## start Supplied material

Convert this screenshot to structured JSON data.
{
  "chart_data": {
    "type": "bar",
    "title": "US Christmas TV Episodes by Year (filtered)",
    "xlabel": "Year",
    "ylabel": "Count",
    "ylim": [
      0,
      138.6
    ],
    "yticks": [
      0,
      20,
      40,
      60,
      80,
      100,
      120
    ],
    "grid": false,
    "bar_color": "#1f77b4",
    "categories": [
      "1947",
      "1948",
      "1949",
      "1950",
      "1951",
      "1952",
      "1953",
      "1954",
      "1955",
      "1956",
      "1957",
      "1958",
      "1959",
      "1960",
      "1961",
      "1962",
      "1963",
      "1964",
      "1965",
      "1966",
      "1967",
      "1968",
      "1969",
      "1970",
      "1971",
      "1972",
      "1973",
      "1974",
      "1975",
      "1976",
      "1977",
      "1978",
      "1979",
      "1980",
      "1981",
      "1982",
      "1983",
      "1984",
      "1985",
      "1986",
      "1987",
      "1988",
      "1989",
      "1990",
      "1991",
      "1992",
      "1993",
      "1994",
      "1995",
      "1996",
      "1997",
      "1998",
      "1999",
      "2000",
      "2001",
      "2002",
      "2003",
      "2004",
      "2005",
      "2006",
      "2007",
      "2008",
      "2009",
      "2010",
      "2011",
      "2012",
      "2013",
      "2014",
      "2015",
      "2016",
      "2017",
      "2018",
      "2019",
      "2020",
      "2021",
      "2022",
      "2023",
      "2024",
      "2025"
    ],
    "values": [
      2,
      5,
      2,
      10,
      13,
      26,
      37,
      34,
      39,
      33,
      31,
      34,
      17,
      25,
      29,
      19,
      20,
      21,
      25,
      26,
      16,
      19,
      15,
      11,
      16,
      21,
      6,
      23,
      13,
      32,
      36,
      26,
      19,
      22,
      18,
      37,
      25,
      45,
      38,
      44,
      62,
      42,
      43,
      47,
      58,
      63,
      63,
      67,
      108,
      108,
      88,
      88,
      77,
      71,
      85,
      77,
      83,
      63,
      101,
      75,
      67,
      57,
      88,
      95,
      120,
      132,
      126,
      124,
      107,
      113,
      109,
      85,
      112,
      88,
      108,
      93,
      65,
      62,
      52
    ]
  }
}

## end Supplied material

• **What you should do**
Print all of the entries exactly as they appear.

• **Result**
Convert this screenshot to structured JSON data.
{
  "chart_data": {
    "type": "bar",
    "title": "US Christmas TV Episodes by Year (filtered)",
    "xlabel": "Year",
    "ylabel": "Count",
    "ylim": [
      0,
      138.6
    ],
    "yticks": [
      0,
      20,
      40,
      60,
      80,
      100,
      120
    ],
    "grid": false,
    "bar_color": "#1f77b4",
    "categories": [
      "1947",
      "1948",
      "1949",
      "1950",
      "1951",
      "1952",
      "1953",
      "1954",
      "1955",
      "1956",
      "1957",
      "1958",
      "1959",
      "1960",
      "1961",
      "1962",
      "1963",
      "1964",
      "1965",
      "1966",
      "1967",
      "1968",
      "1969",
      "1970",
      "1971",
      "1972",
      "1973",
      "1974",
      "1975",
      "1976",
      "1977",
      "1978",
      "1979",
      "1980",
      "1981",
      "1982",
      "1983",
      "1984",
      "1985",
      "1986",
      "1987",
      "1988",
      "1989",
      "1990",
      "1991",
      "1992",
      "1993",
      "1994",
      "1995",
      "1996",
      "1997",
      "1998",
      "1999",
      "2000",
      "2001",
      "2002",
      "2003",
      "2004",
      "2005",
      "2006",
      "2007",
      "2008",
      "2009",
      "2010",
      "2011",
      "2012",
      "2013",
      "2014",
      "2015",
      "2016",
      "2017",
      "2018",
      "2019",
      "2020",
      "2021",
      "2022",
      "2023",
      "2024",
      "2025"
    ],
    "values": [
      2,
      5,
      2,
      10,
      13,
      26,
      37,
      34,
      39,
      33,
      31,
      34,
      17,
      25,
      29,
      19,
      20,
      21,
      25,
      26,
      16,
      19,
      15,
      11,
      16,
      21,
      6,
      23,
      13,
      32,
      36,
      26,
      19,
      22,
      18,
      37,
      25,
      45,
      38,
      44,
      62,
      42,
      43,
      47,
      58,
      63,
      63,
      67,
      108,
      108,
      88,
      88,
      77,
      71,
      85,
      77,
      83,
      63,
      101,
      75,
      67,
      57,
      88,
      95,
      120,
      132,
      126,
      124,
      107,
      113,
      109,
      85,
      112,
      88,
      108,
      93,
      65,
      62,
      52
    ]
  }
}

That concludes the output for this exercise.